* _What you have to do_
Return all of the data exactly, with nothing left out but the pictures.

* start Exercise materials *

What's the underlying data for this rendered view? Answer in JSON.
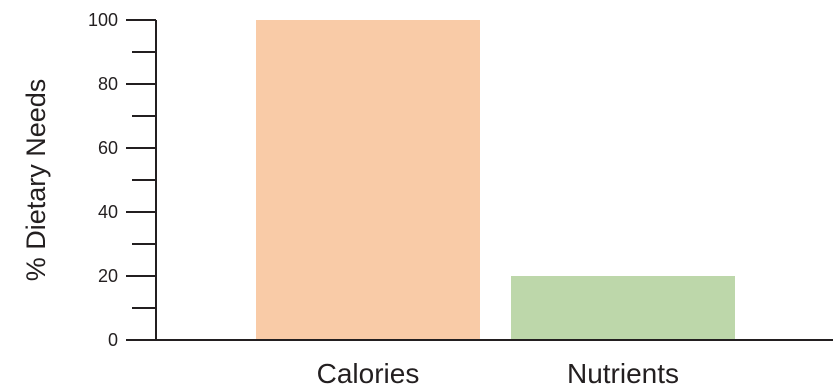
{
  "chart_data": {
    "type": "bar",
    "categories": [
      "Calories",
      "Nutrients"
    ],
    "values": [
      100,
      20
    ],
    "colors": [
      "#f9cba7",
      "#bdd7aa"
    ],
    "ylabel": "% Dietary Needs",
    "xlabel": "",
    "ylim": [
      0,
      100
    ],
    "yticks": [
      0,
      20,
      40,
      60,
      80,
      100
    ],
    "minor_ticks": [
      10,
      30,
      50,
      70,
      90
    ],
    "grid": false,
    "legend": "none"
  }
}
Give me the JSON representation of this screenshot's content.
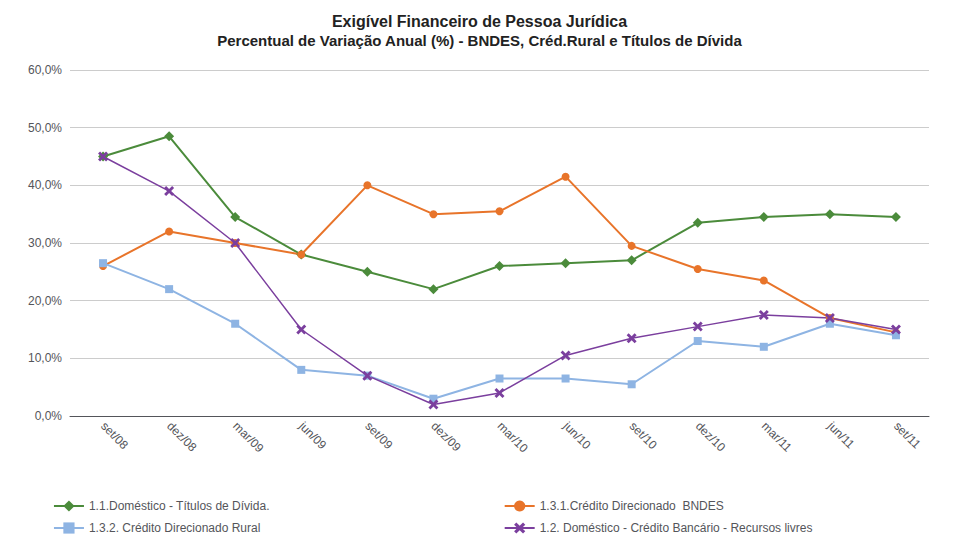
{
  "chart_data": {
    "type": "line",
    "title": "Exigível Financeiro de Pessoa Jurídica",
    "subtitle": "Percentual de Variação Anual (%) - BNDES, Créd.Rural e Títulos de Dívida",
    "categories": [
      "set/08",
      "dez/08",
      "mar/09",
      "jun/09",
      "set/09",
      "dez/09",
      "mar/10",
      "jun/10",
      "set/10",
      "dez/10",
      "mar/11",
      "jun/11",
      "set/11"
    ],
    "series": [
      {
        "name": "1.1.Doméstico - Títulos de Dívida.",
        "color": "#4B8B3B",
        "marker": "diamond",
        "values": [
          45.0,
          48.5,
          34.5,
          28.0,
          25.0,
          22.0,
          26.0,
          26.5,
          27.0,
          33.5,
          34.5,
          35.0,
          34.5
        ]
      },
      {
        "name": "1.3.1.Crédito Direcionado  BNDES",
        "color": "#E8742A",
        "marker": "circle",
        "values": [
          26.0,
          32.0,
          30.0,
          28.0,
          40.0,
          35.0,
          35.5,
          41.5,
          29.5,
          25.5,
          23.5,
          17.0,
          14.5
        ]
      },
      {
        "name": "1.3.2. Crédito Direcionado Rural",
        "color": "#8EB4E3",
        "marker": "square",
        "values": [
          26.5,
          22.0,
          16.0,
          8.0,
          7.0,
          3.0,
          6.5,
          6.5,
          5.5,
          13.0,
          12.0,
          16.0,
          14.0
        ]
      },
      {
        "name": "1.2. Doméstico - Crédito Bancário - Recursos livres",
        "color": "#7B3F9E",
        "marker": "x",
        "values": [
          45.0,
          39.0,
          30.0,
          15.0,
          7.0,
          2.0,
          4.0,
          10.5,
          13.5,
          15.5,
          17.5,
          17.0,
          15.0
        ]
      }
    ],
    "ylim": [
      0.0,
      60.0
    ],
    "yticks": [
      {
        "value": 0.0,
        "label": "0,0%"
      },
      {
        "value": 10.0,
        "label": "10,0%"
      },
      {
        "value": 20.0,
        "label": "20,0%"
      },
      {
        "value": 30.0,
        "label": "30,0%"
      },
      {
        "value": 40.0,
        "label": "40,0%"
      },
      {
        "value": 50.0,
        "label": "50,0%"
      },
      {
        "value": 60.0,
        "label": "60,0%"
      }
    ],
    "grid": true,
    "legend": "bottom"
  }
}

* end Exercise materials *

* _Worked answer_
What's the underlying data for this rendered view? Answer in JSON.
{
  "chart_data": {
    "type": "bar",
    "categories": [
      "Calories",
      "Nutrients"
    ],
    "values": [
      100,
      20
    ],
    "colors": [
      "#f9cba7",
      "#bdd7aa"
    ],
    "ylabel": "% Dietary Needs",
    "xlabel": "",
    "ylim": [
      0,
      100
    ],
    "yticks": [
      0,
      20,
      40,
      60,
      80,
      100
    ],
    "minor_ticks": [
      10,
      30,
      50,
      70,
      90
    ],
    "grid": false,
    "legend": "none"
  }
}
Give me the JSON representation of this screenshot's content.
{
  "chart_data": {
    "type": "line",
    "title": "Exigível Financeiro de Pessoa Jurídica",
    "subtitle": "Percentual de Variação Anual (%) - BNDES, Créd.Rural e Títulos de Dívida",
    "categories": [
      "set/08",
      "dez/08",
      "mar/09",
      "jun/09",
      "set/09",
      "dez/09",
      "mar/10",
      "jun/10",
      "set/10",
      "dez/10",
      "mar/11",
      "jun/11",
      "set/11"
    ],
    "series": [
      {
        "name": "1.1.Doméstico - Títulos de Dívida.",
        "color": "#4B8B3B",
        "marker": "diamond",
        "values": [
          45.0,
          48.5,
          34.5,
          28.0,
          25.0,
          22.0,
          26.0,
          26.5,
          27.0,
          33.5,
          34.5,
          35.0,
          34.5
        ]
      },
      {
        "name": "1.3.1.Crédito Direcionado  BNDES",
        "color": "#E8742A",
        "marker": "circle",
        "values": [
          26.0,
          32.0,
          30.0,
          28.0,
          40.0,
          35.0,
          35.5,
          41.5,
          29.5,
          25.5,
          23.5,
          17.0,
          14.5
        ]
      },
      {
        "name": "1.3.2. Crédito Direcionado Rural",
        "color": "#8EB4E3",
        "marker": "square",
        "values": [
          26.5,
          22.0,
          16.0,
          8.0,
          7.0,
          3.0,
          6.5,
          6.5,
          5.5,
          13.0,
          12.0,
          16.0,
          14.0
        ]
      },
      {
        "name": "1.2. Doméstico - Crédito Bancário - Recursos livres",
        "color": "#7B3F9E",
        "marker": "x",
        "values": [
          45.0,
          39.0,
          30.0,
          15.0,
          7.0,
          2.0,
          4.0,
          10.5,
          13.5,
          15.5,
          17.5,
          17.0,
          15.0
        ]
      }
    ],
    "ylim": [
      0.0,
      60.0
    ],
    "yticks": [
      {
        "value": 0.0,
        "label": "0,0%"
      },
      {
        "value": 10.0,
        "label": "10,0%"
      },
      {
        "value": 20.0,
        "label": "20,0%"
      },
      {
        "value": 30.0,
        "label": "30,0%"
      },
      {
        "value": 40.0,
        "label": "40,0%"
      },
      {
        "value": 50.0,
        "label": "50,0%"
      },
      {
        "value": 60.0,
        "label": "60,0%"
      }
    ],
    "grid": true,
    "legend": "bottom"
  }
}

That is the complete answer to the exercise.